** Exercise instructions **
Write out every record in full, exactly as written, please.

(A run of records)
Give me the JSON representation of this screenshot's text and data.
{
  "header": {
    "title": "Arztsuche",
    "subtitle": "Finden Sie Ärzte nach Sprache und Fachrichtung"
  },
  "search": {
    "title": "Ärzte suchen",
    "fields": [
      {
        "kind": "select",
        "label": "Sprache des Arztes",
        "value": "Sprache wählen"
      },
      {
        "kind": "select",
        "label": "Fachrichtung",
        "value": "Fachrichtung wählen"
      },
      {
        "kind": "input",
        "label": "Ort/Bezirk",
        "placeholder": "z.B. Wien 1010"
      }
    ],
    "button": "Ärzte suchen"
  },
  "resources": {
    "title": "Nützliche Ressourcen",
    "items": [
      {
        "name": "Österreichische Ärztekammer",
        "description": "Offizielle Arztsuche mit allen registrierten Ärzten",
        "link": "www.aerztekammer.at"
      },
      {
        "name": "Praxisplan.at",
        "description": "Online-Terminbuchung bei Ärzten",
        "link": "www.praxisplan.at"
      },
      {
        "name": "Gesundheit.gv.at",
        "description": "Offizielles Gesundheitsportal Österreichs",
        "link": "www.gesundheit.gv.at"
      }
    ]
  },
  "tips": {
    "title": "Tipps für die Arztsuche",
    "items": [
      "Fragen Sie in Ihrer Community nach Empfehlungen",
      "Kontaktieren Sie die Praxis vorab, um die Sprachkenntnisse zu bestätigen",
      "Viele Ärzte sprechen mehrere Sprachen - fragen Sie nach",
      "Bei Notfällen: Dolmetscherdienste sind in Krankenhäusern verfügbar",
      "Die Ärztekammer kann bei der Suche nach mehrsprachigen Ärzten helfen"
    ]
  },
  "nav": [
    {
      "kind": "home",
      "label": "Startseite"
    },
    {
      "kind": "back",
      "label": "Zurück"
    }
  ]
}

** Reply to the exercise **
Give me the JSON representation of this screenshot's text and data.
{
  "header": {
    "title": "Arztsuche",
    "subtitle": "Finden Sie Ärzte nach Sprache und Fachrichtung"
  },
  "search": {
    "title": "Ärzte suchen",
    "fields": [
      {
        "kind": "select",
        "label": "Sprache des Arztes",
        "value": "Sprache wählen"
      },
      {
        "kind": "select",
        "label": "Fachrichtung",
        "value": "Fachrichtung wählen"
      },
      {
        "kind": "input",
        "label": "Ort/Bezirk",
        "placeholder": "z.B. Wien 1010"
      }
    ],
    "button": "Ärzte suchen"
  },
  "resources": {
    "title": "Nützliche Ressourcen",
    "items": [
      {
        "name": "Österreichische Ärztekammer",
        "description": "Offizielle Arztsuche mit allen registrierten Ärzten",
        "link": "www.aerztekammer.at"
      },
      {
        "name": "Praxisplan.at",
        "description": "Online-Terminbuchung bei Ärzten",
        "link": "www.praxisplan.at"
      },
      {
        "name": "Gesundheit.gv.at",
        "description": "Offizielles Gesundheitsportal Österreichs",
        "link": "www.gesundheit.gv.at"
      }
    ]
  },
  "tips": {
    "title": "Tipps für die Arztsuche",
    "items": [
      "Fragen Sie in Ihrer Community nach Empfehlungen",
      "Kontaktieren Sie die Praxis vorab, um die Sprachkenntnisse zu bestätigen",
      "Viele Ärzte sprechen mehrere Sprachen - fragen Sie nach",
      "Bei Notfällen: Dolmetscherdienste sind in Krankenhäusern verfügbar",
      "Die Ärztekammer kann bei der Suche nach mehrsprachigen Ärzten helfen"
    ]
  },
  "nav": [
    {
      "kind": "home",
      "label": "Startseite"
    },
    {
      "kind": "back",
      "label": "Zurück"
    }
  ]
}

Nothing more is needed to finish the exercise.